***** DATA SUPPLIED
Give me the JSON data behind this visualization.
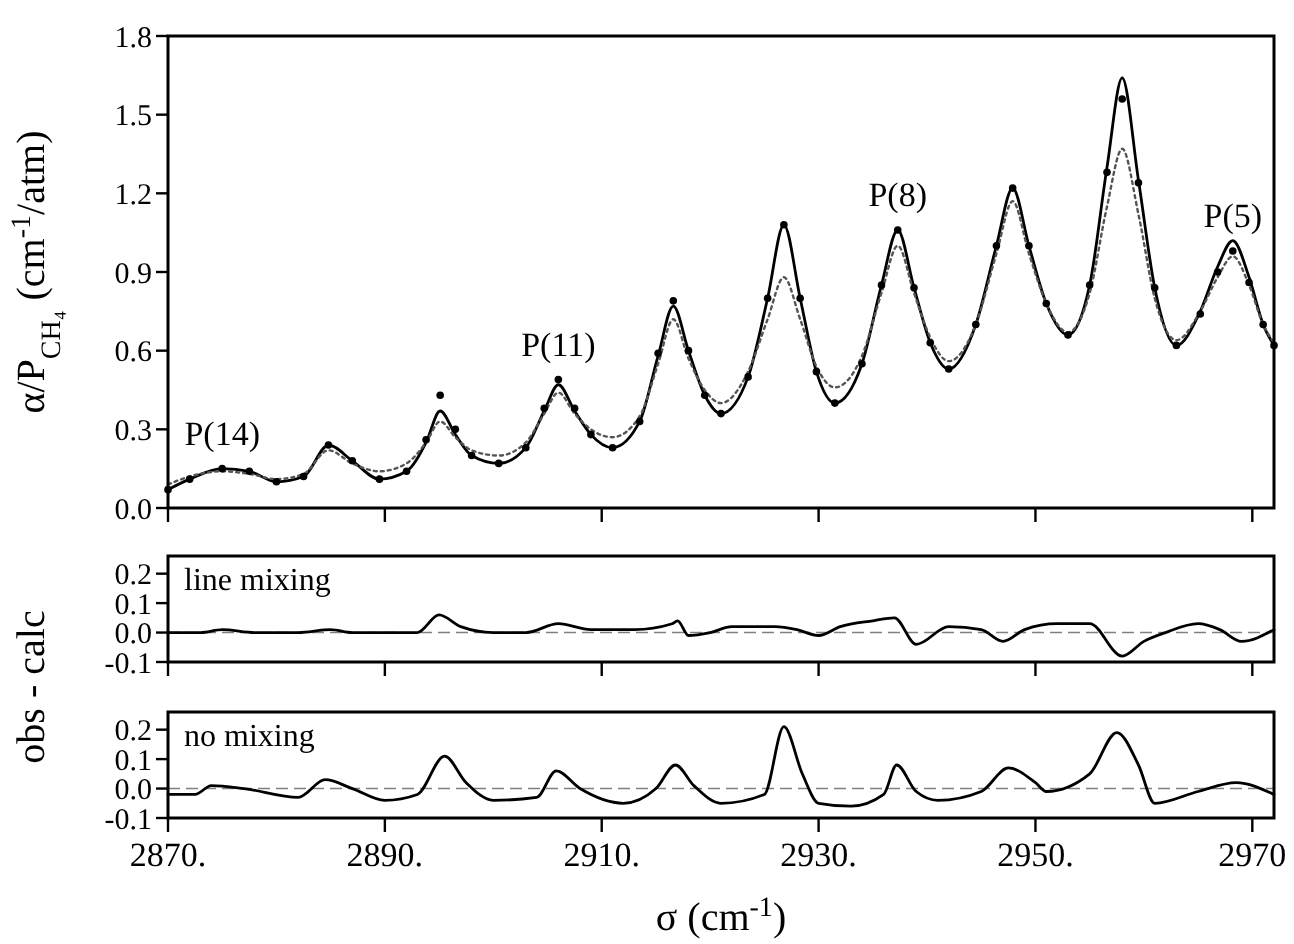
{
  "chart_data": [
    {
      "type": "line",
      "ylabel": "α/P$_{CH₄}$ (cm$^{-1}$/atm)",
      "xlim": [
        2870,
        2972
      ],
      "xticks": [
        2870,
        2890,
        2910,
        2930,
        2950,
        2970
      ],
      "ylim": [
        0,
        1.8
      ],
      "yticks": [
        {
          "value": 0,
          "label": "0.0"
        },
        {
          "value": 0.3,
          "label": "0.3"
        },
        {
          "value": 0.6,
          "label": "0.6"
        },
        {
          "value": 0.9,
          "label": "0.9"
        },
        {
          "value": 1.2,
          "label": "1.2"
        },
        {
          "value": 1.5,
          "label": "1.5"
        },
        {
          "value": 1.8,
          "label": "1.8"
        }
      ],
      "tick_labels": "y",
      "grid": false,
      "annotations": [
        {
          "text": "P(14)",
          "x": 2875,
          "y": 0.15
        },
        {
          "text": "P(11)",
          "x": 2906,
          "y": 0.49
        },
        {
          "text": "P(8)",
          "x": 2937.3,
          "y": 1.06
        },
        {
          "text": "P(5)",
          "x": 2968.2,
          "y": 0.98
        }
      ],
      "series": [
        {
          "type": "scatter",
          "marker": "circle",
          "color": "#000000",
          "x": [
            2870,
            2872,
            2875,
            2877.5,
            2880,
            2882.5,
            2884.8,
            2887,
            2889.5,
            2892,
            2893.8,
            2895.1,
            2896.5,
            2898,
            2900.5,
            2903,
            2904.7,
            2906,
            2907.5,
            2909,
            2911,
            2913.5,
            2915.2,
            2916.6,
            2918,
            2919.5,
            2921,
            2923.5,
            2925.3,
            2926.8,
            2928.3,
            2929.8,
            2931.5,
            2934,
            2935.8,
            2937.3,
            2938.8,
            2940.3,
            2942,
            2944.5,
            2946.4,
            2947.9,
            2949.4,
            2951,
            2953,
            2955,
            2956.6,
            2958,
            2959.5,
            2961,
            2963,
            2965.2,
            2966.8,
            2968.2,
            2969.7,
            2971,
            2972
          ],
          "values": [
            0.07,
            0.11,
            0.15,
            0.14,
            0.1,
            0.12,
            0.24,
            0.18,
            0.11,
            0.14,
            0.26,
            0.43,
            0.3,
            0.2,
            0.17,
            0.23,
            0.38,
            0.49,
            0.38,
            0.28,
            0.23,
            0.33,
            0.59,
            0.79,
            0.6,
            0.43,
            0.36,
            0.5,
            0.8,
            1.08,
            0.8,
            0.52,
            0.4,
            0.55,
            0.85,
            1.06,
            0.84,
            0.63,
            0.53,
            0.7,
            1.0,
            1.22,
            1.0,
            0.78,
            0.66,
            0.85,
            1.28,
            1.56,
            1.24,
            0.84,
            0.62,
            0.74,
            0.9,
            0.98,
            0.86,
            0.7,
            0.62
          ]
        },
        {
          "marker": "none",
          "line_style": "solid",
          "color": "#000000",
          "x": [
            2870,
            2872,
            2875,
            2877.5,
            2880,
            2882.5,
            2884.8,
            2887,
            2889.5,
            2892,
            2893.8,
            2895.1,
            2896.5,
            2898,
            2900.5,
            2903,
            2904.7,
            2906,
            2907.5,
            2909,
            2911,
            2913.5,
            2915.2,
            2916.6,
            2918,
            2919.5,
            2921,
            2923.5,
            2925.3,
            2926.8,
            2928.3,
            2929.8,
            2931.5,
            2934,
            2935.8,
            2937.3,
            2938.8,
            2940.3,
            2942,
            2944.5,
            2946.4,
            2947.9,
            2949.4,
            2951,
            2953,
            2955,
            2956.6,
            2958,
            2959.5,
            2961,
            2963,
            2965.2,
            2966.8,
            2968.2,
            2969.7,
            2971,
            2972
          ],
          "values": [
            0.07,
            0.11,
            0.15,
            0.14,
            0.1,
            0.12,
            0.24,
            0.18,
            0.11,
            0.14,
            0.25,
            0.37,
            0.28,
            0.2,
            0.17,
            0.23,
            0.37,
            0.47,
            0.37,
            0.28,
            0.23,
            0.33,
            0.58,
            0.77,
            0.6,
            0.43,
            0.36,
            0.5,
            0.8,
            1.08,
            0.8,
            0.52,
            0.4,
            0.55,
            0.85,
            1.06,
            0.84,
            0.63,
            0.53,
            0.7,
            1.0,
            1.22,
            1.0,
            0.78,
            0.66,
            0.85,
            1.3,
            1.64,
            1.25,
            0.84,
            0.62,
            0.75,
            0.92,
            1.02,
            0.88,
            0.7,
            0.62
          ]
        },
        {
          "marker": "none",
          "line_style": "dotted",
          "color": "#555555",
          "x": [
            2870,
            2872,
            2875,
            2877.5,
            2880,
            2882.5,
            2884.8,
            2887,
            2889.5,
            2892,
            2893.8,
            2895.1,
            2896.5,
            2898,
            2900.5,
            2903,
            2904.7,
            2906,
            2907.5,
            2909,
            2911,
            2913.5,
            2915.2,
            2916.6,
            2918,
            2919.5,
            2921,
            2923.5,
            2925.3,
            2926.8,
            2928.3,
            2929.8,
            2931.5,
            2934,
            2935.8,
            2937.3,
            2938.8,
            2940.3,
            2942,
            2944.5,
            2946.4,
            2947.9,
            2949.4,
            2951,
            2953,
            2955,
            2956.6,
            2958,
            2959.5,
            2961,
            2963,
            2965.2,
            2966.8,
            2968.2,
            2969.7,
            2971,
            2972
          ],
          "values": [
            0.09,
            0.12,
            0.14,
            0.13,
            0.11,
            0.13,
            0.22,
            0.17,
            0.14,
            0.17,
            0.25,
            0.33,
            0.27,
            0.22,
            0.2,
            0.25,
            0.36,
            0.44,
            0.36,
            0.3,
            0.27,
            0.35,
            0.55,
            0.72,
            0.57,
            0.45,
            0.4,
            0.52,
            0.72,
            0.88,
            0.72,
            0.54,
            0.46,
            0.58,
            0.82,
            1.0,
            0.82,
            0.65,
            0.56,
            0.7,
            0.97,
            1.17,
            0.97,
            0.78,
            0.67,
            0.82,
            1.15,
            1.37,
            1.12,
            0.8,
            0.64,
            0.75,
            0.88,
            0.96,
            0.85,
            0.7,
            0.63
          ]
        }
      ]
    },
    {
      "type": "line",
      "ylabel": "obs - calc",
      "xlim": [
        2870,
        2972
      ],
      "xticks": [
        2870,
        2890,
        2910,
        2930,
        2950,
        2970
      ],
      "ylim": [
        -0.1,
        0.26
      ],
      "yticks": [
        {
          "value": -0.1,
          "label": "-0.1"
        },
        {
          "value": 0,
          "label": "0.0"
        },
        {
          "value": 0.1,
          "label": "0.1"
        },
        {
          "value": 0.2,
          "label": "0.2"
        }
      ],
      "tick_labels": "y",
      "grid": false,
      "annotations": [
        "line mixing"
      ],
      "ref_lines": [
        {
          "axis": "y",
          "value": 0,
          "color": "#808080",
          "line_style": "dashed"
        }
      ],
      "series": [
        {
          "marker": "none",
          "line_style": "solid",
          "color": "#000000",
          "x": [
            2870,
            2873,
            2875,
            2878,
            2882,
            2885,
            2887,
            2893,
            2895,
            2897,
            2900,
            2903,
            2906,
            2909,
            2913,
            2916.5,
            2917,
            2918,
            2920,
            2922,
            2926,
            2928,
            2930,
            2932,
            2935,
            2937,
            2939,
            2942,
            2945,
            2947,
            2949,
            2952,
            2955,
            2958,
            2960,
            2962,
            2965,
            2967,
            2969,
            2972
          ],
          "values": [
            0.0,
            0.0,
            0.01,
            0.0,
            0.0,
            0.01,
            0.0,
            0.0,
            0.06,
            0.02,
            0.0,
            0.0,
            0.03,
            0.01,
            0.01,
            0.03,
            0.04,
            -0.01,
            0.0,
            0.02,
            0.02,
            0.01,
            -0.01,
            0.02,
            0.04,
            0.05,
            -0.04,
            0.02,
            0.01,
            -0.03,
            0.01,
            0.03,
            0.03,
            -0.08,
            -0.03,
            0.0,
            0.03,
            0.01,
            -0.03,
            0.01
          ]
        }
      ]
    },
    {
      "type": "line",
      "xlabel": "σ (cm$^{-1}$)",
      "xlim": [
        2870,
        2972
      ],
      "xticks": [
        {
          "value": 2870,
          "label": "2870."
        },
        {
          "value": 2890,
          "label": "2890."
        },
        {
          "value": 2910,
          "label": "2910."
        },
        {
          "value": 2930,
          "label": "2930."
        },
        {
          "value": 2950,
          "label": "2950."
        },
        {
          "value": 2970,
          "label": "2970"
        }
      ],
      "ylim": [
        -0.1,
        0.26
      ],
      "yticks": [
        {
          "value": -0.1,
          "label": "-0.1"
        },
        {
          "value": 0,
          "label": "0.0"
        },
        {
          "value": 0.1,
          "label": "0.1"
        },
        {
          "value": 0.2,
          "label": "0.2"
        }
      ],
      "grid": false,
      "annotations": [
        "no mixing"
      ],
      "ref_lines": [
        {
          "axis": "y",
          "value": 0,
          "color": "#808080",
          "line_style": "dashed"
        }
      ],
      "series": [
        {
          "marker": "none",
          "line_style": "solid",
          "color": "#000000",
          "x": [
            2870,
            2872.5,
            2874,
            2877,
            2882,
            2884.5,
            2887,
            2890,
            2893,
            2895.5,
            2897.5,
            2900,
            2904,
            2905.8,
            2908,
            2912,
            2915,
            2916.8,
            2918.5,
            2921,
            2925,
            2926.8,
            2928.5,
            2930,
            2933,
            2936,
            2937.2,
            2939,
            2941,
            2945,
            2947.5,
            2950,
            2951,
            2955,
            2957.5,
            2959.5,
            2961,
            2965,
            2968.5,
            2972
          ],
          "values": [
            -0.02,
            -0.02,
            0.01,
            0.0,
            -0.03,
            0.03,
            0.0,
            -0.04,
            -0.02,
            0.11,
            0.02,
            -0.04,
            -0.03,
            0.06,
            0.0,
            -0.05,
            0.0,
            0.08,
            0.01,
            -0.05,
            -0.02,
            0.21,
            0.05,
            -0.05,
            -0.06,
            -0.02,
            0.08,
            -0.01,
            -0.04,
            -0.01,
            0.07,
            0.02,
            -0.01,
            0.05,
            0.19,
            0.08,
            -0.05,
            -0.01,
            0.02,
            -0.02
          ]
        }
      ]
    }
  ]
}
**********
### TASK GOAL:
For the records above, state how many lines include the string "ylabel", giving the number and nothing else.

### OUTPUT:
2